Supplied data:

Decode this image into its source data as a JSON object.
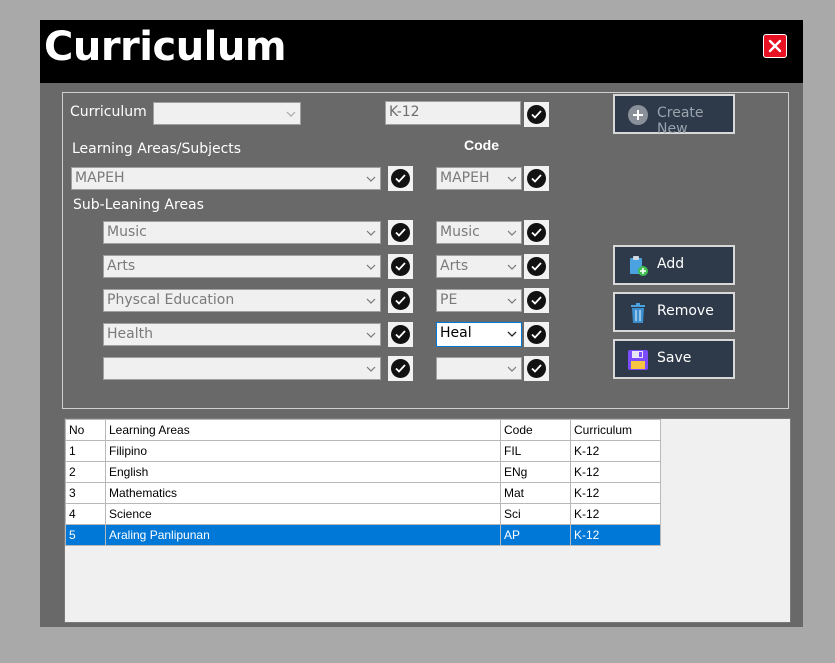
{
  "window": {
    "title": "Curriculum"
  },
  "form": {
    "curriculum_label": "Curriculum",
    "curriculum_combo_value": "",
    "curriculum_text": "K-12",
    "create_new_label": "Create New",
    "learning_areas_label": "Learning Areas/Subjects",
    "code_header": "Code",
    "learning_area_value": "MAPEH",
    "learning_area_code": "MAPEH",
    "sub_areas_label": "Sub-Leaning Areas",
    "sub_areas": [
      {
        "name": "Music",
        "code": "Music"
      },
      {
        "name": "Arts",
        "code": "Arts"
      },
      {
        "name": "Physcal Education",
        "code": "PE"
      },
      {
        "name": "Health",
        "code": "Heal"
      },
      {
        "name": "",
        "code": ""
      }
    ],
    "add_label": "Add",
    "remove_label": "Remove",
    "save_label": "Save"
  },
  "grid": {
    "columns": [
      "No",
      "Learning Areas",
      "Code",
      "Curriculum"
    ],
    "rows": [
      [
        "1",
        "Filipino",
        "FIL",
        "K-12"
      ],
      [
        "2",
        "English",
        "ENg",
        "K-12"
      ],
      [
        "3",
        "Mathematics",
        "Mat",
        "K-12"
      ],
      [
        "4",
        "Science",
        "Sci",
        "K-12"
      ],
      [
        "5",
        "Araling Panlipunan",
        "AP",
        "K-12"
      ]
    ],
    "selected_row": 5
  },
  "colors": {
    "title_bar": "#000000",
    "panel_bg": "#696969",
    "button_bg": "#2e3a4a",
    "selection": "#0078d7"
  },
  "icons": [
    "close-icon",
    "plus-circle-icon",
    "clipboard-add-icon",
    "trash-icon",
    "save-icon",
    "check-icon",
    "chevron-down-icon"
  ]
}
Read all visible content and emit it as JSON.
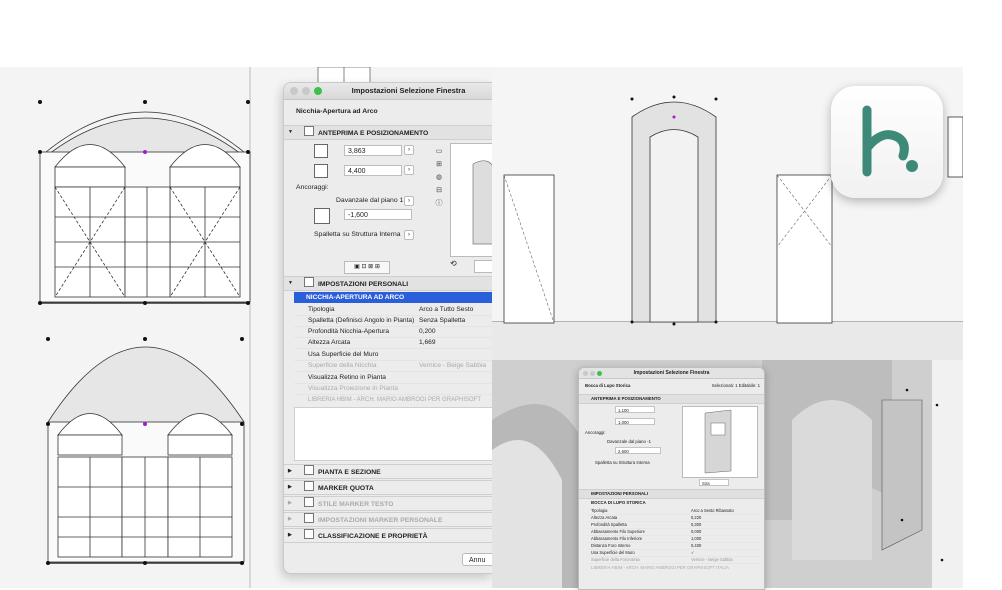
{
  "colors": {
    "accent": "#2b5fd9",
    "logo_green": "#3c8a77",
    "marker_purple": "#a020c0"
  },
  "dialog": {
    "title": "Impostazioni Selezione Finestra",
    "object_name": "Nicchia-Apertura ad Arco",
    "sections": {
      "preview": "ANTEPRIMA E POSIZIONAMENTO",
      "personal": "IMPOSTAZIONI PERSONALI",
      "plan": "PIANTA E SEZIONE",
      "marker_quota": "MARKER QUOTA",
      "marker_testo": "STILE MARKER TESTO",
      "marker_personale": "IMPOSTAZIONI MARKER PERSONALE",
      "classification": "CLASSIFICAZIONE E PROPRIETÀ"
    },
    "width_value": "3,863",
    "height_value": "4,400",
    "anchors_label": "Ancoraggi:",
    "sill_select": "Davanzale dal piano 1",
    "sill_value": "-1,600",
    "reveal_select": "Spalletta su Struttura Interna",
    "selected_param": "NICCHIA-APERTURA AD ARCO",
    "params": [
      {
        "key": "Tipologia",
        "value": "Arco a Tutto Sesto"
      },
      {
        "key": "Spalletta (Definisci Angolo in Pianta)",
        "value": "Senza Spalletta"
      },
      {
        "key": "Profondità Nicchia-Apertura",
        "value": "0,200"
      },
      {
        "key": "Altezza Arcata",
        "value": "1,669"
      },
      {
        "key": "Usa Superficie del Muro",
        "value": ""
      },
      {
        "key": "Superficie della Nicchia",
        "value": "Vernice - Beige Sabbia"
      },
      {
        "key": "Visualizza Retino in Pianta",
        "value": ""
      },
      {
        "key": "Visualizza Proiezione in Pianta",
        "value": ""
      }
    ],
    "library_note": "LIBRERIA HBIM - ARCH. MARIO AMBROGI PER GRAPHISOFT",
    "cancel_label": "Annu"
  },
  "dialog2": {
    "title": "Impostazioni Selezione Finestra",
    "object_name": "Bocca di Lupo Storica",
    "selection_info": "Selezionati: 1 Editabile: 1",
    "preview_section": "ANTEPRIMA E POSIZIONAMENTO",
    "width_value": "1,100",
    "height_value": "1,000",
    "anchors_label": "Ancoraggi:",
    "sill_select": "Davanzale dal piano -1",
    "sill_value": "2,600",
    "reveal_select": "Spalletta su Struttura Interna",
    "side_select": "Sira",
    "personal_section": "IMPOSTAZIONI PERSONALI",
    "selected_param": "BOCCA DI LUPO STORICA",
    "params": [
      {
        "key": "Tipologia",
        "value": "Arco a Sesto Ribassato"
      },
      {
        "key": "Altezza Arcata",
        "value": "0,220"
      },
      {
        "key": "Profondità Spalletta",
        "value": "0,300"
      },
      {
        "key": "Abbassamento Filo Superiore",
        "value": "0,000"
      },
      {
        "key": "Abbassamento Filo Inferiore",
        "value": "1,000"
      },
      {
        "key": "Distanza Foro Interno",
        "value": "0,400"
      },
      {
        "key": "Usa Superficie del Muro",
        "value": "✓"
      },
      {
        "key": "Superficie della Foronomia",
        "value": "Vernice - Beige Sabbia"
      }
    ],
    "library_note": "LIBRERIA HBIM - ARCH. MARIO AMBROGI PER GRAPHISOFT ITALIA"
  }
}
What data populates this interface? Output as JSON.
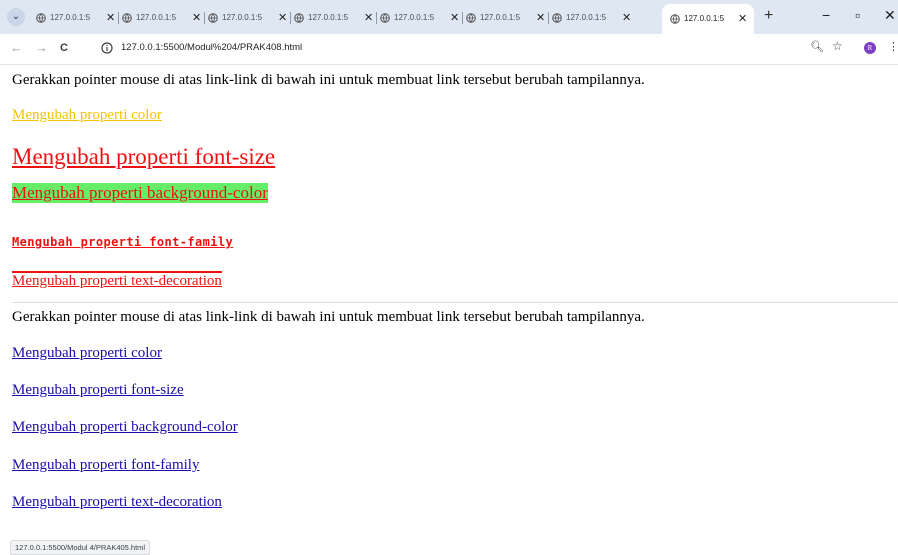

What you need to do: Set down the records in full and exactly. Do not carry over any image.

Correct output:
Decode this image into its source data as a JSON object.
{
  "window": {
    "title": "Curriculum"
  },
  "form": {
    "curriculum_label": "Curriculum",
    "curriculum_combo_value": "",
    "curriculum_text": "K-12",
    "create_new_label": "Create New",
    "learning_areas_label": "Learning Areas/Subjects",
    "code_header": "Code",
    "learning_area_value": "MAPEH",
    "learning_area_code": "MAPEH",
    "sub_areas_label": "Sub-Leaning Areas",
    "sub_areas": [
      {
        "name": "Music",
        "code": "Music"
      },
      {
        "name": "Arts",
        "code": "Arts"
      },
      {
        "name": "Physcal Education",
        "code": "PE"
      },
      {
        "name": "Health",
        "code": "Heal"
      },
      {
        "name": "",
        "code": ""
      }
    ],
    "add_label": "Add",
    "remove_label": "Remove",
    "save_label": "Save"
  },
  "grid": {
    "columns": [
      "No",
      "Learning Areas",
      "Code",
      "Curriculum"
    ],
    "rows": [
      [
        "1",
        "Filipino",
        "FIL",
        "K-12"
      ],
      [
        "2",
        "English",
        "ENg",
        "K-12"
      ],
      [
        "3",
        "Mathematics",
        "Mat",
        "K-12"
      ],
      [
        "4",
        "Science",
        "Sci",
        "K-12"
      ],
      [
        "5",
        "Araling Panlipunan",
        "AP",
        "K-12"
      ]
    ],
    "selected_row": 5
  },
  "colors": {
    "title_bar": "#000000",
    "panel_bg": "#696969",
    "button_bg": "#2e3a4a",
    "selection": "#0078d7"
  },
  "icons": [
    "close-icon",
    "plus-circle-icon",
    "clipboard-add-icon",
    "trash-icon",
    "save-icon",
    "check-icon",
    "chevron-down-icon"
  ]
}
Read all visible content and emit it as JSON.
{
  "colors": {
    "accent": "#2b5fd9",
    "logo_green": "#3c8a77",
    "marker_purple": "#a020c0"
  },
  "dialog": {
    "title": "Impostazioni Selezione Finestra",
    "object_name": "Nicchia-Apertura ad Arco",
    "sections": {
      "preview": "ANTEPRIMA E POSIZIONAMENTO",
      "personal": "IMPOSTAZIONI PERSONALI",
      "plan": "PIANTA E SEZIONE",
      "marker_quota": "MARKER QUOTA",
      "marker_testo": "STILE MARKER TESTO",
      "marker_personale": "IMPOSTAZIONI MARKER PERSONALE",
      "classification": "CLASSIFICAZIONE E PROPRIETÀ"
    },
    "width_value": "3,863",
    "height_value": "4,400",
    "anchors_label": "Ancoraggi:",
    "sill_select": "Davanzale dal piano 1",
    "sill_value": "-1,600",
    "reveal_select": "Spalletta su Struttura Interna",
    "selected_param": "NICCHIA-APERTURA AD ARCO",
    "params": [
      {
        "key": "Tipologia",
        "value": "Arco a Tutto Sesto"
      },
      {
        "key": "Spalletta (Definisci Angolo in Pianta)",
        "value": "Senza Spalletta"
      },
      {
        "key": "Profondità Nicchia-Apertura",
        "value": "0,200"
      },
      {
        "key": "Altezza Arcata",
        "value": "1,669"
      },
      {
        "key": "Usa Superficie del Muro",
        "value": ""
      },
      {
        "key": "Superficie della Nicchia",
        "value": "Vernice - Beige Sabbia"
      },
      {
        "key": "Visualizza Retino in Pianta",
        "value": ""
      },
      {
        "key": "Visualizza Proiezione in Pianta",
        "value": ""
      }
    ],
    "library_note": "LIBRERIA HBIM - ARCH. MARIO AMBROGI PER GRAPHISOFT",
    "cancel_label": "Annu"
  },
  "dialog2": {
    "title": "Impostazioni Selezione Finestra",
    "object_name": "Bocca di Lupo Storica",
    "selection_info": "Selezionati: 1 Editabile: 1",
    "preview_section": "ANTEPRIMA E POSIZIONAMENTO",
    "width_value": "1,100",
    "height_value": "1,000",
    "anchors_label": "Ancoraggi:",
    "sill_select": "Davanzale dal piano -1",
    "sill_value": "2,600",
    "reveal_select": "Spalletta su Struttura Interna",
    "side_select": "Sira",
    "personal_section": "IMPOSTAZIONI PERSONALI",
    "selected_param": "BOCCA DI LUPO STORICA",
    "params": [
      {
        "key": "Tipologia",
        "value": "Arco a Sesto Ribassato"
      },
      {
        "key": "Altezza Arcata",
        "value": "0,220"
      },
      {
        "key": "Profondità Spalletta",
        "value": "0,300"
      },
      {
        "key": "Abbassamento Filo Superiore",
        "value": "0,000"
      },
      {
        "key": "Abbassamento Filo Inferiore",
        "value": "1,000"
      },
      {
        "key": "Distanza Foro Interno",
        "value": "0,400"
      },
      {
        "key": "Usa Superficie del Muro",
        "value": "✓"
      },
      {
        "key": "Superficie della Foronomia",
        "value": "Vernice - Beige Sabbia"
      }
    ],
    "library_note": "LIBRERIA HBIM - ARCH. MARIO AMBROGI PER GRAPHISOFT ITALIA"
  }
}
What data populates this interface? Output as JSON.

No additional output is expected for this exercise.